EXERCISE AIM: In the listing lines from the first line through the line containing "turnover-avg: 业内平均：46 (410, 181, 461, 190)", swap "data-point" for "plot-marker", and give back only those lines with nothing else changed.

RECORDED DATA:
|---|

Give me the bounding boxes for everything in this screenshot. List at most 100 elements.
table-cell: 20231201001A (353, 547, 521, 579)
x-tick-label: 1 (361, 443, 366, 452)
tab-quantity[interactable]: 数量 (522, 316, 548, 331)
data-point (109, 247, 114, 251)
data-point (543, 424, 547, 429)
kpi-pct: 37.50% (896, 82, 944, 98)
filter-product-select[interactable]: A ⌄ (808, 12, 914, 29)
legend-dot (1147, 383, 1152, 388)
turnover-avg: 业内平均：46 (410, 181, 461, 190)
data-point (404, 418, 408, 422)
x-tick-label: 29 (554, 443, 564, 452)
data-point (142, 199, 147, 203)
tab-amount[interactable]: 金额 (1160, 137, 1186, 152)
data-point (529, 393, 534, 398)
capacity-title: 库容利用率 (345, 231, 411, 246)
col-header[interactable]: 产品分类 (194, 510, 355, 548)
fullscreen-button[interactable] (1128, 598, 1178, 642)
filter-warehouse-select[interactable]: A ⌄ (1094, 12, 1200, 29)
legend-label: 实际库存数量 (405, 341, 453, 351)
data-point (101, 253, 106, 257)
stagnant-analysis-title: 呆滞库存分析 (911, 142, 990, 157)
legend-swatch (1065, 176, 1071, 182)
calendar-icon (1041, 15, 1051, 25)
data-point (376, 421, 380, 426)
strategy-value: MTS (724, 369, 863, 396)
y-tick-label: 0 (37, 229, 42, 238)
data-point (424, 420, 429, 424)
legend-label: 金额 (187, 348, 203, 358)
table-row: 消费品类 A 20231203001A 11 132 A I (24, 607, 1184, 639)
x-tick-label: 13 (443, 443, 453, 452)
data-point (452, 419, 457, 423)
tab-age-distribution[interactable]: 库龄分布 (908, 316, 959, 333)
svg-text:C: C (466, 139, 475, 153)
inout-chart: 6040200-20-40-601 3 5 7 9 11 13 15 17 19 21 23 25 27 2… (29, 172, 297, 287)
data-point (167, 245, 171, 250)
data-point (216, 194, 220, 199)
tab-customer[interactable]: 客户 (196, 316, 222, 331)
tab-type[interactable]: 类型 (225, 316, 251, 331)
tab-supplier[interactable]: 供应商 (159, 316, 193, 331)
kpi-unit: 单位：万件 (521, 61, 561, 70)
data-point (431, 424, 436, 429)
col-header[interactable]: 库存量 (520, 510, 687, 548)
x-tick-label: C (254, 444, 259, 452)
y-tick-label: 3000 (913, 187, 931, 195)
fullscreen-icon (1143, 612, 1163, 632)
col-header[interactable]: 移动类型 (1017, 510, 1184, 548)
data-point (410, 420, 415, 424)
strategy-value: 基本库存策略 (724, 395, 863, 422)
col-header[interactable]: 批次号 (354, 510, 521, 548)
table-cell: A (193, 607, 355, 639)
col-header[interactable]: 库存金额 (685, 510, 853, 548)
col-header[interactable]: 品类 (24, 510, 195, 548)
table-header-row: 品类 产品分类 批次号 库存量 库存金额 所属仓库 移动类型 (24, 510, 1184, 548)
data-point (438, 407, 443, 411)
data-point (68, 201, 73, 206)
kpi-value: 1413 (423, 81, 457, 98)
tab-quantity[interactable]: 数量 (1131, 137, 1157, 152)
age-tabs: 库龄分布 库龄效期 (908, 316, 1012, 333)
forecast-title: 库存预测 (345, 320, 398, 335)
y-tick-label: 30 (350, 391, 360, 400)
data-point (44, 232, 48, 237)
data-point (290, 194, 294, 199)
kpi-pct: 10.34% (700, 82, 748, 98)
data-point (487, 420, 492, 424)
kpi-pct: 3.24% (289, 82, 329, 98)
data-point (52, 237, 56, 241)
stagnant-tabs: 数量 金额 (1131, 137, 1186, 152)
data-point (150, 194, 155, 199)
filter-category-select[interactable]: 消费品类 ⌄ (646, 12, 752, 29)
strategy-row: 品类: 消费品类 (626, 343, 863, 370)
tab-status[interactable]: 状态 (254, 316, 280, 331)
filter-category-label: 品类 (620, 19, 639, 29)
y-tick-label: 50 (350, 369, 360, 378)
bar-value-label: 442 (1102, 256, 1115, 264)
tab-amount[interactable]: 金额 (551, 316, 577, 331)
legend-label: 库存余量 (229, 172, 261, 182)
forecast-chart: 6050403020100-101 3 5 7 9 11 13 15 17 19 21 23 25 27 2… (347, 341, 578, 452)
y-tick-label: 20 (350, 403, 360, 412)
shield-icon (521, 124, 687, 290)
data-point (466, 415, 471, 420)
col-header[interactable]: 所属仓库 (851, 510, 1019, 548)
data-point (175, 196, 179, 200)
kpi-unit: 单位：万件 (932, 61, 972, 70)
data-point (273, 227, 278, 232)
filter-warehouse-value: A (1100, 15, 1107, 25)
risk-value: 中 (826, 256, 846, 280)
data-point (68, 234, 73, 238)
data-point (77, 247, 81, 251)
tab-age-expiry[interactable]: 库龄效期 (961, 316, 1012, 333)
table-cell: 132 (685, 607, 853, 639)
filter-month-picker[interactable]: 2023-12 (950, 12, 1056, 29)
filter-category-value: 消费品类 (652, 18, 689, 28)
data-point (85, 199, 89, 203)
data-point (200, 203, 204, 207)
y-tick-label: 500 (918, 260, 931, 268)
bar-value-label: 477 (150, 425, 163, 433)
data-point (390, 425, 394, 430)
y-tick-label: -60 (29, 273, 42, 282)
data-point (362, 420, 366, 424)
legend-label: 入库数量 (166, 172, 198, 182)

|---|

WRITTEN ANSWER:
Give me the bounding boxes for everything in this screenshot. List at most 100 elements.
table-cell: 20231201001A (353, 547, 521, 579)
x-tick-label: 1 (361, 443, 366, 452)
tab-quantity[interactable]: 数量 (522, 316, 548, 331)
plot-marker (109, 247, 114, 251)
plot-marker (543, 424, 547, 429)
kpi-pct: 37.50% (896, 82, 944, 98)
filter-product-select[interactable]: A ⌄ (808, 12, 914, 29)
legend-dot (1147, 383, 1152, 388)
turnover-avg: 业内平均：46 (410, 181, 461, 190)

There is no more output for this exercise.